Task to carry out:
Copy the material below line for line, changing nothing.

Data lines:
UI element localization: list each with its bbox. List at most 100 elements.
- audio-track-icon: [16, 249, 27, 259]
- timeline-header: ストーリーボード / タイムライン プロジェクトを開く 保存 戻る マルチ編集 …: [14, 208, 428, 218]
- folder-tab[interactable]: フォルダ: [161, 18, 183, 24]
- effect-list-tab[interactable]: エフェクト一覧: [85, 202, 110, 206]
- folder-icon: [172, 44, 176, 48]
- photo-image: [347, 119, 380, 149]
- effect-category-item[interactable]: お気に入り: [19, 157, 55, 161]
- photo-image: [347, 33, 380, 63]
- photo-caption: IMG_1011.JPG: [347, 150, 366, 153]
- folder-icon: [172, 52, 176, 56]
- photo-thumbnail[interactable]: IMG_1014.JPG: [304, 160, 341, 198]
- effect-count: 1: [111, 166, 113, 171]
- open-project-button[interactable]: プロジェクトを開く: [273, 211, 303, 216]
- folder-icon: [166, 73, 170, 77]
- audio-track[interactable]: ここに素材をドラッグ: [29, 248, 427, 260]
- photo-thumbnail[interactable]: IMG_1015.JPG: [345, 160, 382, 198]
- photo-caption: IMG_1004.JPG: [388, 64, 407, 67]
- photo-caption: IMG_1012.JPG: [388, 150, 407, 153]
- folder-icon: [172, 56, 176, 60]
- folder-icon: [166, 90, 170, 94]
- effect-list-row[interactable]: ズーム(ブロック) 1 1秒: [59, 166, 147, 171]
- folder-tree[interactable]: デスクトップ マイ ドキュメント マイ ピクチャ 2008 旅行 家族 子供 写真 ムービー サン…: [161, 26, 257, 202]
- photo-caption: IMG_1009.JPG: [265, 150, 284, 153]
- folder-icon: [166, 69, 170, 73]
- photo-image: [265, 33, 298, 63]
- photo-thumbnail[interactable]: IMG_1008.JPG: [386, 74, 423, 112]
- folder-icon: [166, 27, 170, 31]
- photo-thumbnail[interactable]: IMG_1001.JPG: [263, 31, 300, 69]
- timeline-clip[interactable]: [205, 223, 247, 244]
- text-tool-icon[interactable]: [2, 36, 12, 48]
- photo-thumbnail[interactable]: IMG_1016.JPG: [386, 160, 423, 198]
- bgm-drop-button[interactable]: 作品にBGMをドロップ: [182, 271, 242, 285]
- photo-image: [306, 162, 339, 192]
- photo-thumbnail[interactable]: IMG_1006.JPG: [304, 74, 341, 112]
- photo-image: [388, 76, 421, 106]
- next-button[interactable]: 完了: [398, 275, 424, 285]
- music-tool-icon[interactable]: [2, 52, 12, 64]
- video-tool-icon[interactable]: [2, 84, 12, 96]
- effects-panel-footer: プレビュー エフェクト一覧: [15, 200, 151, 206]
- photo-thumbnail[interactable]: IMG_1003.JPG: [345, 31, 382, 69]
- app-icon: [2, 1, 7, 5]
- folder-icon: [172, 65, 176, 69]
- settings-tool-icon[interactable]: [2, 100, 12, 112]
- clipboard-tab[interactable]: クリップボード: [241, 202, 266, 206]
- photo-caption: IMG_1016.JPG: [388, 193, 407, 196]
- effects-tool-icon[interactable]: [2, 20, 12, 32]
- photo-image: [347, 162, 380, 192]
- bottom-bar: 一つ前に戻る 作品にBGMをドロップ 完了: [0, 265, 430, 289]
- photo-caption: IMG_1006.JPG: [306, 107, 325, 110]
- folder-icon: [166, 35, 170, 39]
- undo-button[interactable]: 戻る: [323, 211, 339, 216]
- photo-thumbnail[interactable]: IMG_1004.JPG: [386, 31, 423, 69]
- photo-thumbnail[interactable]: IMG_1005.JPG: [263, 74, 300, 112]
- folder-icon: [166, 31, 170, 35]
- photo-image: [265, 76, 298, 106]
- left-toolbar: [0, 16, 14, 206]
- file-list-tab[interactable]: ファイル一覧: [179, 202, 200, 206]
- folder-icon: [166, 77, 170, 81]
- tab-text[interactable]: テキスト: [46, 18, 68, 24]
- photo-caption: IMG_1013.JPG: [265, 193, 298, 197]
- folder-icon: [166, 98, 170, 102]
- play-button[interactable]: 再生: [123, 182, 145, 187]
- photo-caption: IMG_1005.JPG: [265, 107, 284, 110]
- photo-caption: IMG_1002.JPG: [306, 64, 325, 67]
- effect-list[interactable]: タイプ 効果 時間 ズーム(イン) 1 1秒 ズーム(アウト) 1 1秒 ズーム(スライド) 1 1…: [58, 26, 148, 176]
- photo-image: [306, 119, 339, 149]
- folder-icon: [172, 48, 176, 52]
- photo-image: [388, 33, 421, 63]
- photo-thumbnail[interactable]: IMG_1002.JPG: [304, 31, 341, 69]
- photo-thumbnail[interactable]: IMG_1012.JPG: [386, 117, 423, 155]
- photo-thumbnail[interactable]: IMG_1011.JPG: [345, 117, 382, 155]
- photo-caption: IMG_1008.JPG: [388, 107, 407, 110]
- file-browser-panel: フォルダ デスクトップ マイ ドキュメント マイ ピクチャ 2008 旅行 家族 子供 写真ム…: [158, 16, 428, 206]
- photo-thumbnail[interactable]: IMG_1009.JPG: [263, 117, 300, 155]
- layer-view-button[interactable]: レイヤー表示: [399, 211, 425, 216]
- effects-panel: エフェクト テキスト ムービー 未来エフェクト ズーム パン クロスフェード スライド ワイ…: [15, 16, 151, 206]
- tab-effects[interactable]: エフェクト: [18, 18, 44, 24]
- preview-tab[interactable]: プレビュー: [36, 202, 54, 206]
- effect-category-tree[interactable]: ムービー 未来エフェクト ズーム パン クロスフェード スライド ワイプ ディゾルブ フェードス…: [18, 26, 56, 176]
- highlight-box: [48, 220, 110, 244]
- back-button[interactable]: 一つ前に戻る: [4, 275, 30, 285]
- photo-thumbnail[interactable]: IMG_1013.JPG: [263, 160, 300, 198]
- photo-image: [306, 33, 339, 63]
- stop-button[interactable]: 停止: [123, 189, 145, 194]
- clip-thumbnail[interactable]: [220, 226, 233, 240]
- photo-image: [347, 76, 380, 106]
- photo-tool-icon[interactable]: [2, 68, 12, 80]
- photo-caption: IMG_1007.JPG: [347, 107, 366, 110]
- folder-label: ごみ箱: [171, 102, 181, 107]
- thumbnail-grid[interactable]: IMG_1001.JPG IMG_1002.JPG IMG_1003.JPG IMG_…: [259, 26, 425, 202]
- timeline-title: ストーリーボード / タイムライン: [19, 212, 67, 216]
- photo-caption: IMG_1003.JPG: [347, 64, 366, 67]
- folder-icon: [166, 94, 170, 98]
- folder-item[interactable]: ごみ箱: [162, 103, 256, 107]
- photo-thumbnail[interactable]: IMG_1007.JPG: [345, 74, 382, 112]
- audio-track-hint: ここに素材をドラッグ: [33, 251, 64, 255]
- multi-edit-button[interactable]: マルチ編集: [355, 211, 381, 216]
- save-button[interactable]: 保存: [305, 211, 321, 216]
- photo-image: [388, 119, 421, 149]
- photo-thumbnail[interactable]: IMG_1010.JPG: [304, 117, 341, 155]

Exercise response:
UI element localization: list each with its bbox. List at most 100 elements.
- audio-track-icon: [16, 249, 27, 259]
- timeline-header: ストーリーボード / タイムライン プロジェクトを開く 保存 戻る マルチ編集 …: [14, 208, 428, 218]
- folder-tab[interactable]: フォルダ: [161, 18, 183, 24]
- effect-list-tab[interactable]: エフェクト一覧: [85, 202, 110, 206]
- folder-icon: [172, 44, 176, 48]
- photo-image: [347, 119, 380, 149]
- effect-category-item[interactable]: お気に入り: [19, 157, 55, 161]
- photo-image: [347, 33, 380, 63]
- photo-caption: IMG_1011.JPG: [347, 150, 366, 153]
- folder-icon: [172, 52, 176, 56]
- photo-thumbnail[interactable]: IMG_1014.JPG: [304, 160, 341, 198]
- effect-count: 1: [111, 166, 113, 171]
- open-project-button[interactable]: プロジェクトを開く: [273, 211, 303, 216]
- folder-icon: [166, 73, 170, 77]
- audio-track[interactable]: ここに素材をドラッグ: [29, 248, 427, 260]
- photo-thumbnail[interactable]: IMG_1015.JPG: [345, 160, 382, 198]
- photo-caption: IMG_1004.JPG: [388, 64, 407, 67]
- photo-caption: IMG_1012.JPG: [388, 150, 407, 153]
- folder-icon: [172, 56, 176, 60]
- folder-icon: [166, 90, 170, 94]
- effect-list-row[interactable]: ズーム(ブロック) 1 1秒: [59, 166, 147, 171]
- folder-tree[interactable]: デスクトップ マイ ドキュメント マイ ピクチャ 2008 旅行 家族 子供 写真 ムービー サン…: [161, 26, 257, 202]
- photo-caption: IMG_1009.JPG: [265, 150, 284, 153]
- folder-icon: [166, 69, 170, 73]
- photo-image: [265, 33, 298, 63]
- photo-thumbnail[interactable]: IMG_1008.JPG: [386, 74, 423, 112]
- folder-icon: [166, 27, 170, 31]
- photo-thumbnail[interactable]: IMG_1001.JPG: [263, 31, 300, 69]
- timeline-clip[interactable]: [205, 223, 247, 244]
- text-tool-icon[interactable]: [2, 36, 12, 48]
- photo-thumbnail[interactable]: IMG_1016.JPG: [386, 160, 423, 198]
- bgm-drop-button[interactable]: 作品にBGMをドロップ: [182, 271, 242, 285]
- photo-image: [306, 162, 339, 192]
- photo-thumbnail[interactable]: IMG_1006.JPG: [304, 74, 341, 112]
- photo-image: [388, 76, 421, 106]
- next-button[interactable]: 完了: [398, 275, 424, 285]
- music-tool-icon[interactable]: [2, 52, 12, 64]
- video-tool-icon[interactable]: [2, 84, 12, 96]
- effects-panel-footer: プレビュー エフェクト一覧: [15, 200, 151, 206]
- photo-thumbnail[interactable]: IMG_1003.JPG: [345, 31, 382, 69]
- app-icon: [2, 1, 7, 5]
- folder-icon: [172, 65, 176, 69]
- settings-tool-icon[interactable]: [2, 100, 12, 112]
- clipboard-tab[interactable]: クリップボード: [241, 202, 266, 206]
- photo-caption: IMG_1016.JPG: [388, 193, 407, 196]
- effects-tool-icon[interactable]: [2, 20, 12, 32]
- photo-image: [347, 162, 380, 192]
- bottom-bar: 一つ前に戻る 作品にBGMをドロップ 完了: [0, 265, 430, 289]
- photo-caption: IMG_1006.JPG: [306, 107, 325, 110]
- folder-icon: [166, 35, 170, 39]
- undo-button[interactable]: 戻る: [323, 211, 339, 216]
- photo-thumbnail[interactable]: IMG_1004.JPG: [386, 31, 423, 69]
- photo-thumbnail[interactable]: IMG_1005.JPG: [263, 74, 300, 112]
- folder-icon: [166, 31, 170, 35]
- photo-image: [265, 76, 298, 106]
- left-toolbar: [0, 16, 14, 206]
- file-list-tab[interactable]: ファイル一覧: [179, 202, 200, 206]
- folder-icon: [166, 77, 170, 81]
- tab-text[interactable]: テキスト: [46, 18, 68, 24]
- photo-caption: IMG_1013.JPG: [265, 193, 298, 197]
- folder-icon: [166, 98, 170, 102]
- play-button[interactable]: 再生: [123, 182, 145, 187]
- photo-caption: IMG_1005.JPG: [265, 107, 284, 110]
- photo-caption: IMG_1002.JPG: [306, 64, 325, 67]
- effect-list[interactable]: タイプ 効果 時間 ズーム(イン) 1 1秒 ズーム(アウト) 1 1秒 ズーム(スライド) 1 1…: [58, 26, 148, 176]
- photo-image: [306, 119, 339, 149]
- folder-icon: [172, 48, 176, 52]
- photo-image: [388, 33, 421, 63]
- photo-thumbnail[interactable]: IMG_1002.JPG: [304, 31, 341, 69]
- photo-thumbnail[interactable]: IMG_1012.JPG: [386, 117, 423, 155]
- photo-thumbnail[interactable]: IMG_1011.JPG: [345, 117, 382, 155]
- photo-caption: IMG_1008.JPG: [388, 107, 407, 110]
- file-browser-panel: フォルダ デスクトップ マイ ドキュメント マイ ピクチャ 2008 旅行 家族 子供 写真ム…: [158, 16, 428, 206]
- photo-thumbnail[interactable]: IMG_1009.JPG: [263, 117, 300, 155]
- layer-view-button[interactable]: レイヤー表示: [399, 211, 425, 216]
- effects-panel: エフェクト テキスト ムービー 未来エフェクト ズーム パン クロスフェード スライド ワイ…: [15, 16, 151, 206]
- tab-effects[interactable]: エフェクト: [18, 18, 44, 24]
- preview-tab[interactable]: プレビュー: [36, 202, 54, 206]
- effect-category-tree[interactable]: ムービー 未来エフェクト ズーム パン クロスフェード スライド ワイプ ディゾルブ フェードス…: [18, 26, 56, 176]
- highlight-box: [48, 220, 110, 244]
- back-button[interactable]: 一つ前に戻る: [4, 275, 30, 285]
- photo-thumbnail[interactable]: IMG_1013.JPG: [263, 160, 300, 198]
- photo-image: [306, 33, 339, 63]
- stop-button[interactable]: 停止: [123, 189, 145, 194]
- clip-thumbnail[interactable]: [220, 226, 233, 240]
- photo-image: [347, 76, 380, 106]
- photo-tool-icon[interactable]: [2, 68, 12, 80]
- photo-caption: IMG_1007.JPG: [347, 107, 366, 110]
- folder-label: ごみ箱: [171, 102, 181, 107]
- thumbnail-grid[interactable]: IMG_1001.JPG IMG_1002.JPG IMG_1003.JPG IMG_…: [259, 26, 425, 202]
- timeline-title: ストーリーボード / タイムライン: [19, 212, 67, 216]
- photo-caption: IMG_1003.JPG: [347, 64, 366, 67]
- folder-icon: [166, 94, 170, 98]
- folder-item[interactable]: ごみ箱: [162, 103, 256, 107]
- photo-thumbnail[interactable]: IMG_1007.JPG: [345, 74, 382, 112]
- audio-track-hint: ここに素材をドラッグ: [33, 251, 64, 255]
- multi-edit-button[interactable]: マルチ編集: [355, 211, 381, 216]
- save-button[interactable]: 保存: [305, 211, 321, 216]
- photo-image: [388, 119, 421, 149]
- photo-thumbnail[interactable]: IMG_1010.JPG: [304, 117, 341, 155]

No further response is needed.